Saved data entries
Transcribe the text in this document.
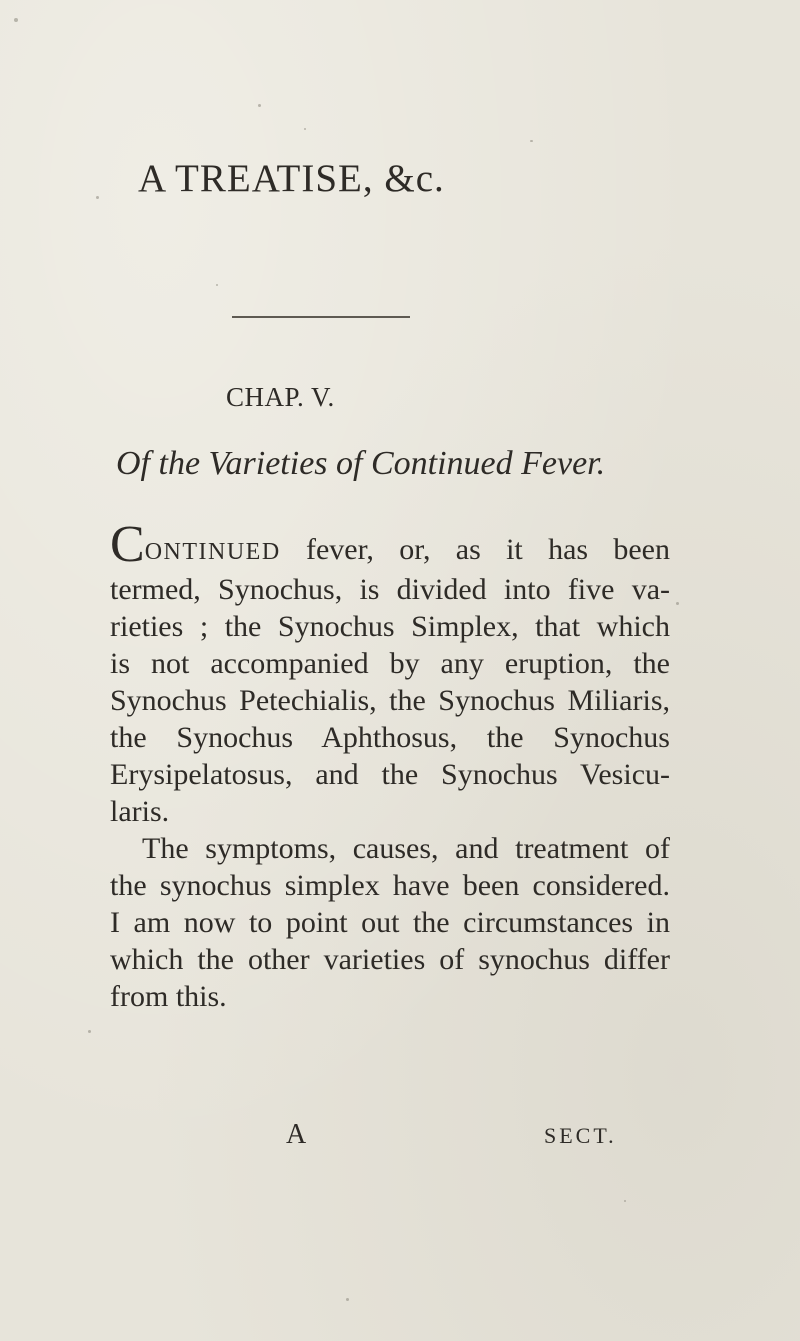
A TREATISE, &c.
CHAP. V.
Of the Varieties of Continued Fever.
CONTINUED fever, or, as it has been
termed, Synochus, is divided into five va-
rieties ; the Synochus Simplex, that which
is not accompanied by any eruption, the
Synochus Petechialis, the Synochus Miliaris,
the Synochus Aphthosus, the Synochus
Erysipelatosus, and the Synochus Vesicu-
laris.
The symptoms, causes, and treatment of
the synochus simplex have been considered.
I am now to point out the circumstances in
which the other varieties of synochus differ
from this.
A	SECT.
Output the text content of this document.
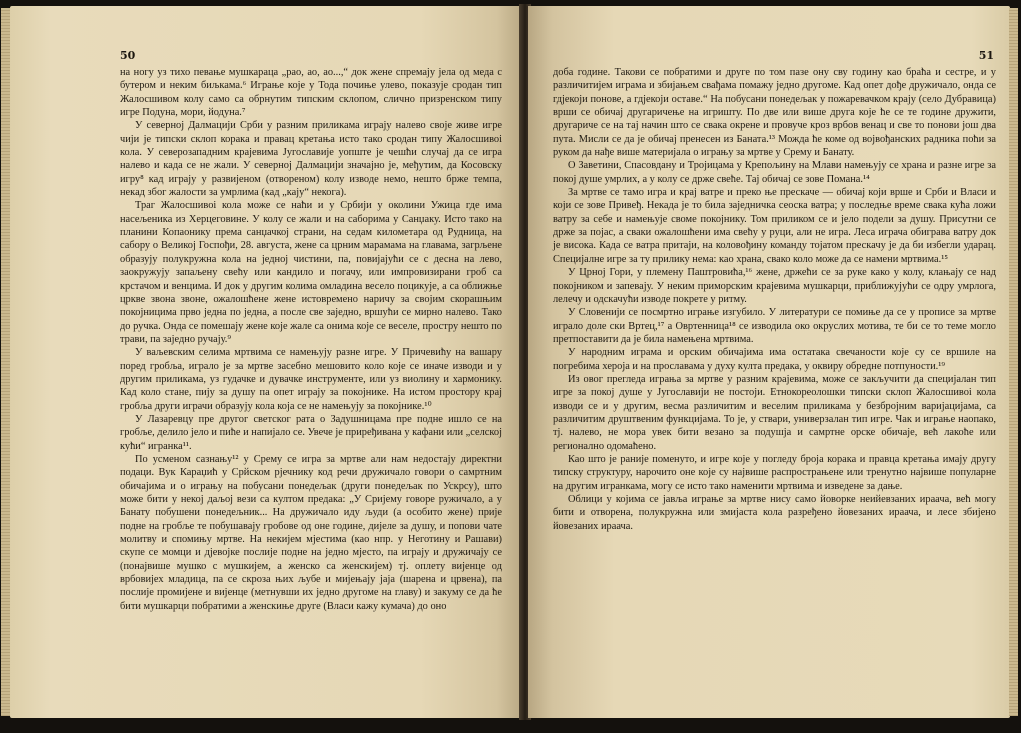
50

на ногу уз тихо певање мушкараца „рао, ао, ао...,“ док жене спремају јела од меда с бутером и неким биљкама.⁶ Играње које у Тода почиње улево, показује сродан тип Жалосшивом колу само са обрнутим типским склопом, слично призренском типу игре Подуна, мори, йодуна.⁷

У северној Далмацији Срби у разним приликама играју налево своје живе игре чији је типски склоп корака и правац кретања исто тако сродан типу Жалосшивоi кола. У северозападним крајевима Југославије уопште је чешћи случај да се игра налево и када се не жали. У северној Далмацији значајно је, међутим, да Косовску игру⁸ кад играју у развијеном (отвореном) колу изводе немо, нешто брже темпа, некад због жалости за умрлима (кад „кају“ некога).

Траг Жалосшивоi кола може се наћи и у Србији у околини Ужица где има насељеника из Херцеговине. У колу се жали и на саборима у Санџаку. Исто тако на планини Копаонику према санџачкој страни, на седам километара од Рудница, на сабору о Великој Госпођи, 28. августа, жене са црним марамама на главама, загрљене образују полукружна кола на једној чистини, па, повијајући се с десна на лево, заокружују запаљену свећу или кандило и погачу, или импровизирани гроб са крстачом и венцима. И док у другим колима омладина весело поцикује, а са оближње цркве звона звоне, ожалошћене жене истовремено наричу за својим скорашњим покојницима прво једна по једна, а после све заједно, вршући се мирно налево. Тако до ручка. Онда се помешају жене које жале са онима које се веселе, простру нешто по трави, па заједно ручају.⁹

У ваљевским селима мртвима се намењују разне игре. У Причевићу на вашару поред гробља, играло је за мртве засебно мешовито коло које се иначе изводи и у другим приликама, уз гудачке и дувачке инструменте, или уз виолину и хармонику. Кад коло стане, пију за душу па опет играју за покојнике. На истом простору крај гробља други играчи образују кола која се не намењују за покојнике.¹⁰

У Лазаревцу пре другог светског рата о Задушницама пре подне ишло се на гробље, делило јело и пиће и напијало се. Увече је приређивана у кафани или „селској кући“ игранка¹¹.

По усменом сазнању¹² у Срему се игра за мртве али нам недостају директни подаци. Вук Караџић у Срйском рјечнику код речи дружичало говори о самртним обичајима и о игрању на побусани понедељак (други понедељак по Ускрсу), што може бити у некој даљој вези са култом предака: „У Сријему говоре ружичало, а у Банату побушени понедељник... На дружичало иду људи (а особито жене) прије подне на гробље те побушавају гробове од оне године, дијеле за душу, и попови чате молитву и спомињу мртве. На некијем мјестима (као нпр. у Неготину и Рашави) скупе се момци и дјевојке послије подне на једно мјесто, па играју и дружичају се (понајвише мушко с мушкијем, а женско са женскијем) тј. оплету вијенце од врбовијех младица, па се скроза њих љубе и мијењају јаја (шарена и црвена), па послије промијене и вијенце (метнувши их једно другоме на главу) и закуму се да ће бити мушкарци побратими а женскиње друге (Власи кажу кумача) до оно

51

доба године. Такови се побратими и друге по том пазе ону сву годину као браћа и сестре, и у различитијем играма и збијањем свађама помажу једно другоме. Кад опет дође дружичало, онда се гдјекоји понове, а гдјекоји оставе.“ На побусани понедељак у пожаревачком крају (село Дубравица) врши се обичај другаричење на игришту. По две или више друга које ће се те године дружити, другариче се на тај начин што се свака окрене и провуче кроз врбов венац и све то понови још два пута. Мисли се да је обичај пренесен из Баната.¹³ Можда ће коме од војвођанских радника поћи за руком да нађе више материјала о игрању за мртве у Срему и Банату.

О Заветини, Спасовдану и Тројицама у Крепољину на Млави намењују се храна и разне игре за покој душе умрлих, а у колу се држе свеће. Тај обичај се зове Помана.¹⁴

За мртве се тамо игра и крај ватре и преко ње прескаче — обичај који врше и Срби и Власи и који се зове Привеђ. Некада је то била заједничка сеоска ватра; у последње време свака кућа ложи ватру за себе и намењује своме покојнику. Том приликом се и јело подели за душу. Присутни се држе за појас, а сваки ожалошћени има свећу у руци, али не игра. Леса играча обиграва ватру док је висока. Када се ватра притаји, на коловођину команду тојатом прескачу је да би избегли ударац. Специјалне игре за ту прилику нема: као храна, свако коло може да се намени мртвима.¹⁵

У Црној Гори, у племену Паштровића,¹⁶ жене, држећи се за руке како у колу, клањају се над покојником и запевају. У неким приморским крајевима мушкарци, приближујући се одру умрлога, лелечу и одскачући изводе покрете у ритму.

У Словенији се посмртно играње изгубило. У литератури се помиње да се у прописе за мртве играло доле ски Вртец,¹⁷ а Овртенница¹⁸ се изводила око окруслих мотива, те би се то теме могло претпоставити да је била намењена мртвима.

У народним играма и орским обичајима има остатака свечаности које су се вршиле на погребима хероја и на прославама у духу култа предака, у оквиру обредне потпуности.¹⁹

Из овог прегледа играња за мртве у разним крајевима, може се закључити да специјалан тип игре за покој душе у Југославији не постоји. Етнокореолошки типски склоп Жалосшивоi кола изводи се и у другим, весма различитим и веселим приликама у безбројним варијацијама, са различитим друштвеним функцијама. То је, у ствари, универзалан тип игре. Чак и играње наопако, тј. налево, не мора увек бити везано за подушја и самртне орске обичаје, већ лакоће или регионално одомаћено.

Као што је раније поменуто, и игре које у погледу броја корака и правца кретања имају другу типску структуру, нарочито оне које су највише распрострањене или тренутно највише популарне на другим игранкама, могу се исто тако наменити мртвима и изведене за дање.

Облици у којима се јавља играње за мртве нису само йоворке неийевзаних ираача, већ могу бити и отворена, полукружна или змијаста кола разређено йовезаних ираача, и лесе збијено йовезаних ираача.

(Aim of the task):
Provide solely the number of lines in the data that include the word "корака".

(Final answer):
2